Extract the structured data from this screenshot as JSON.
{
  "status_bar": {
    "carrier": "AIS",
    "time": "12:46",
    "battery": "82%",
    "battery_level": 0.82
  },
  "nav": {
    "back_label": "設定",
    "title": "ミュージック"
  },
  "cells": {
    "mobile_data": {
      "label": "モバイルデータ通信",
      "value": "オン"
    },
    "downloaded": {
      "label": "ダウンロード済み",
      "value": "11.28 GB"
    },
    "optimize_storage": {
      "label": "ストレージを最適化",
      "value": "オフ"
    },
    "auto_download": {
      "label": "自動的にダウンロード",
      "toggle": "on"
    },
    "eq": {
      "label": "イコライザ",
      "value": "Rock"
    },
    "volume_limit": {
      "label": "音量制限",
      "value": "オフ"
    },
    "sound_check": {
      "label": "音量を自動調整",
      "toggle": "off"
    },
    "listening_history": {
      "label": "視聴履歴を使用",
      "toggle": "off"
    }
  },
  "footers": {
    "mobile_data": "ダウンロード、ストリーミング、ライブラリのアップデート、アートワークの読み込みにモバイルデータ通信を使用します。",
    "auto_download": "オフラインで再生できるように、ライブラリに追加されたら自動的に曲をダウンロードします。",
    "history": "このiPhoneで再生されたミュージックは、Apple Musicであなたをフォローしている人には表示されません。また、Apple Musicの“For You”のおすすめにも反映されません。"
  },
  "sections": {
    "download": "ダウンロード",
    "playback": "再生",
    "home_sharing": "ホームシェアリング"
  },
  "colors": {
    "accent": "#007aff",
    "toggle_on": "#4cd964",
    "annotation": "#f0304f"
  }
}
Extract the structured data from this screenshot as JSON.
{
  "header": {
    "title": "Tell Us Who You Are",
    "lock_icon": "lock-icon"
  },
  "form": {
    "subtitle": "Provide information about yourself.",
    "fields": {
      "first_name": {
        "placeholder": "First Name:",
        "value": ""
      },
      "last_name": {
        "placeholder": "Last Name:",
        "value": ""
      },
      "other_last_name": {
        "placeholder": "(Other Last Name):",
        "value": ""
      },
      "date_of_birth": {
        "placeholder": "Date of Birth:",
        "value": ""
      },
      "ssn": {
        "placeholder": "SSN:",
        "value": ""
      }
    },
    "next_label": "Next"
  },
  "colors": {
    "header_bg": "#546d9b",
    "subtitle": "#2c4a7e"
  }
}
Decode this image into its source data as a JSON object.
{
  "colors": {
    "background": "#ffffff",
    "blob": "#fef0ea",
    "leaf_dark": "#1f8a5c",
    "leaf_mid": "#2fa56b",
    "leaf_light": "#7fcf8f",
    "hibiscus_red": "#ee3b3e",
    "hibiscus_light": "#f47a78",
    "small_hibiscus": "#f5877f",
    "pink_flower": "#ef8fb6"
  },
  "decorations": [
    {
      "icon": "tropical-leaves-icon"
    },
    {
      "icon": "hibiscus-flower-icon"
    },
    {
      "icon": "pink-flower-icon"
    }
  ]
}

_____

• [REQUIREMENTS]
Repeat exactly the lines from the line containing "Decode this image" through the last line of the records above, including both, and nothing else.

• [ANSWER FOR THIS EXERCISE]
Decode this image into its source data as a JSON object.
{
  "colors": {
    "background": "#ffffff",
    "blob": "#fef0ea",
    "leaf_dark": "#1f8a5c",
    "leaf_mid": "#2fa56b",
    "leaf_light": "#7fcf8f",
    "hibiscus_red": "#ee3b3e",
    "hibiscus_light": "#f47a78",
    "small_hibiscus": "#f5877f",
    "pink_flower": "#ef8fb6"
  },
  "decorations": [
    {
      "icon": "tropical-leaves-icon"
    },
    {
      "icon": "hibiscus-flower-icon"
    },
    {
      "icon": "pink-flower-icon"
    }
  ]
}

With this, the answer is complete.